• EXERCISE OBJECTIVE: Lines containing the word "been" are the ones to copy from the records below.

### MATERIAL SUPPLIED

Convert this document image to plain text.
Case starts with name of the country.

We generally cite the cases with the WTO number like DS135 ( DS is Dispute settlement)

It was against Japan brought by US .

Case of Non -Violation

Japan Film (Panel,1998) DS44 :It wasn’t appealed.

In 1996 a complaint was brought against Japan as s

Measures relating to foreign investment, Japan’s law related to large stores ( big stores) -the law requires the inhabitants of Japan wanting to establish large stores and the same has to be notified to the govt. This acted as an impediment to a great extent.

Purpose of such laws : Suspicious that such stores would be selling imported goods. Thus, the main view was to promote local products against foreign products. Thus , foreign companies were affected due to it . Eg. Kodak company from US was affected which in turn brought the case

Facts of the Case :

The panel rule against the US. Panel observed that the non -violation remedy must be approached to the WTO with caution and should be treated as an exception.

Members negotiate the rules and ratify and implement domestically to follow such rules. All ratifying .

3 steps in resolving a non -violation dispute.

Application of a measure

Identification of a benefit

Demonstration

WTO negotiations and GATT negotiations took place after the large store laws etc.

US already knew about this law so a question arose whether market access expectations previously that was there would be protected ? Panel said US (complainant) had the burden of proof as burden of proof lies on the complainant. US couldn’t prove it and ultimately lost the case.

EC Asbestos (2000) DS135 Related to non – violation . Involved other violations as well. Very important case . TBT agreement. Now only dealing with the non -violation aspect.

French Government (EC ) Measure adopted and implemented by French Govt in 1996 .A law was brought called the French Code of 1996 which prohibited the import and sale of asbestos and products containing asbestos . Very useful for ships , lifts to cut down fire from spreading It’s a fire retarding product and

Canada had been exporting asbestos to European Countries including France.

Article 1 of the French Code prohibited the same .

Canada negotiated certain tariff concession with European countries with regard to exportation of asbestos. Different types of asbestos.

######
### MATERIAL SUPPLIED

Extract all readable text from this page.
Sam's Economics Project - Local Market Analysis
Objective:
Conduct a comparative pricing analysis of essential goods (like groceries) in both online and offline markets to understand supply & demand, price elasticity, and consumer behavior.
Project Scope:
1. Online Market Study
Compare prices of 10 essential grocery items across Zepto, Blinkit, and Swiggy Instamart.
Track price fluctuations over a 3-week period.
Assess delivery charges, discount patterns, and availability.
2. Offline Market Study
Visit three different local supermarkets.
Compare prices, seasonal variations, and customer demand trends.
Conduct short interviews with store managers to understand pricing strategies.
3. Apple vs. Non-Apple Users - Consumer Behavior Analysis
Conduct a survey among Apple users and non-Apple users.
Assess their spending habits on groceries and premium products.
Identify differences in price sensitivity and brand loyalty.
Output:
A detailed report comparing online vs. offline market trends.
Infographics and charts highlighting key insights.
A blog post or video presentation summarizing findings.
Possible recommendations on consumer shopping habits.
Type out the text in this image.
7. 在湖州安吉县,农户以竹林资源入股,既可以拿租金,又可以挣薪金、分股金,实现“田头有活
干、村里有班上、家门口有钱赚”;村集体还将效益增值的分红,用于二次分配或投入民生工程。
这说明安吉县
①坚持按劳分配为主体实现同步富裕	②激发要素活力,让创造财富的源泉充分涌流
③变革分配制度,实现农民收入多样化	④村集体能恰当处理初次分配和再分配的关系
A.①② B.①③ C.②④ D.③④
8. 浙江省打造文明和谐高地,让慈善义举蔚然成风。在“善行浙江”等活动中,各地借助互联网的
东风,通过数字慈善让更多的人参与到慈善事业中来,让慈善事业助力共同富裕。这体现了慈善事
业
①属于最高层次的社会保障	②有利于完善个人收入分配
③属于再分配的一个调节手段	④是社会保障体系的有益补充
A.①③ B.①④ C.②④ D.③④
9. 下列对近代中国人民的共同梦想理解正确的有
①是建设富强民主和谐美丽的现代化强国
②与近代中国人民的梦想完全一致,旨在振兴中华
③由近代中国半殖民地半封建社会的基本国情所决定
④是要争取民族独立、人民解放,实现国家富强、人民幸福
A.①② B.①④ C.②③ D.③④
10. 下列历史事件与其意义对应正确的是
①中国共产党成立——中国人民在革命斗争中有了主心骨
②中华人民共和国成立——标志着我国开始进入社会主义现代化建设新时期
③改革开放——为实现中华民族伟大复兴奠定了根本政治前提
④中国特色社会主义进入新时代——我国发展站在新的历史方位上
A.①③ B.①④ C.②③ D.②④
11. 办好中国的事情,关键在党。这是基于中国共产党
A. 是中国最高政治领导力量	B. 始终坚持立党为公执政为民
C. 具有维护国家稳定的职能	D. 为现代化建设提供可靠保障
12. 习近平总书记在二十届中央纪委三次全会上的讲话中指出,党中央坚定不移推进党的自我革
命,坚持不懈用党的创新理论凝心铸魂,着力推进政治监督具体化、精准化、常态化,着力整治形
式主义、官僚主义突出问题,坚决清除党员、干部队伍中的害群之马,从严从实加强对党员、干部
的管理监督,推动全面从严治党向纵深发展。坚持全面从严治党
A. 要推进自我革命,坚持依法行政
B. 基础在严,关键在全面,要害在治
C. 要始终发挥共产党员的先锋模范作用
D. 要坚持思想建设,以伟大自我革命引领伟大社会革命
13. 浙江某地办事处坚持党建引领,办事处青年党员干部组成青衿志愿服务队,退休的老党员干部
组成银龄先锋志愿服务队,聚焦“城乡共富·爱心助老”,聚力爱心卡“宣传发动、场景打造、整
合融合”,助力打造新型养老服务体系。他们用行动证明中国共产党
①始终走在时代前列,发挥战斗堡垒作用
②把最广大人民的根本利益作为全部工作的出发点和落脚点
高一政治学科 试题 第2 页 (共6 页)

######
### MATERIAL SUPPLIED

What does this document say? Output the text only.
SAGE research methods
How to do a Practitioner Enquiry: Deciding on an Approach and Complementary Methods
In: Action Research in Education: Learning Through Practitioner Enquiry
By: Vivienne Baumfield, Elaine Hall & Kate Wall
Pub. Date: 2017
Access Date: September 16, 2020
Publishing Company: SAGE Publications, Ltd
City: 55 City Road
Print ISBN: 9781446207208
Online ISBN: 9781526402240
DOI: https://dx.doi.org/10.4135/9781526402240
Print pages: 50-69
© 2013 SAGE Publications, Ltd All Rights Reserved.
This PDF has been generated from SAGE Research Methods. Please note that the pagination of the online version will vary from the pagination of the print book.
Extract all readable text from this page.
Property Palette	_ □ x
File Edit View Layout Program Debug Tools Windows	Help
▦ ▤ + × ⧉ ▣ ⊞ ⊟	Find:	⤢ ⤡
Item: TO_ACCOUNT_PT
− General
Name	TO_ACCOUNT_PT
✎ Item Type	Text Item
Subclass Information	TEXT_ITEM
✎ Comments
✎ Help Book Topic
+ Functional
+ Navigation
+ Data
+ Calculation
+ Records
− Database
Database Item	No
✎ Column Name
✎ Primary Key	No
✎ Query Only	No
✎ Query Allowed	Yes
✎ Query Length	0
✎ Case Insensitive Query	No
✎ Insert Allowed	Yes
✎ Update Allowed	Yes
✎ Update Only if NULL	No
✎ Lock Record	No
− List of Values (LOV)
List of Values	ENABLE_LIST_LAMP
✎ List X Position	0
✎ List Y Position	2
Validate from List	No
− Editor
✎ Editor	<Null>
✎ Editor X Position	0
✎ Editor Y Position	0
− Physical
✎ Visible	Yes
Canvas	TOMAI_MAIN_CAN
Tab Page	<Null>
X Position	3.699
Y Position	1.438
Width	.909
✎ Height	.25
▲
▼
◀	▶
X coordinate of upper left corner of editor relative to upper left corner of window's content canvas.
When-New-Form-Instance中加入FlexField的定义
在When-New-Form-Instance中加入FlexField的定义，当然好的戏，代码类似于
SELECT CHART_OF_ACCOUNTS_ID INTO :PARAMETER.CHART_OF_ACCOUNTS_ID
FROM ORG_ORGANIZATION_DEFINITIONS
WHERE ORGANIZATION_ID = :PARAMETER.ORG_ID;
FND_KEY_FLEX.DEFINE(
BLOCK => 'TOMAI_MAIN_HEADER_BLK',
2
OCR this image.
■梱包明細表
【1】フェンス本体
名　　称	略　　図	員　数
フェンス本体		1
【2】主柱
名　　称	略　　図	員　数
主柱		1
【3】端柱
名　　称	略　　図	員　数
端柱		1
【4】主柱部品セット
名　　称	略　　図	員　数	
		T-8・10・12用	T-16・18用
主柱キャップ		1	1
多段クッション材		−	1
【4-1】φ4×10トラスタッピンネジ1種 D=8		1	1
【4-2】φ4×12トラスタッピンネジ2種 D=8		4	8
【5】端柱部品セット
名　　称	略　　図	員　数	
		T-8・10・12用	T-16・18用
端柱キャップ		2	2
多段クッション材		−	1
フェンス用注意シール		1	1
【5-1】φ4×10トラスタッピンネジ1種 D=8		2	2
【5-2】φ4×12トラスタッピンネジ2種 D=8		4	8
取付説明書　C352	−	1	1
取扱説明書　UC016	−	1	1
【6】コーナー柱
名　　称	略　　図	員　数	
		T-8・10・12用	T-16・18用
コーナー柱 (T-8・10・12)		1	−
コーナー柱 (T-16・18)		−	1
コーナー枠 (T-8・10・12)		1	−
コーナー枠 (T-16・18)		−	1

######

• RESPONSE:
Canada had been exporting asbestos to European Countries including France.
This PDF has been generated from SAGE Research Methods. Please note that the pagination of the online version will vary from the pagination of the print book.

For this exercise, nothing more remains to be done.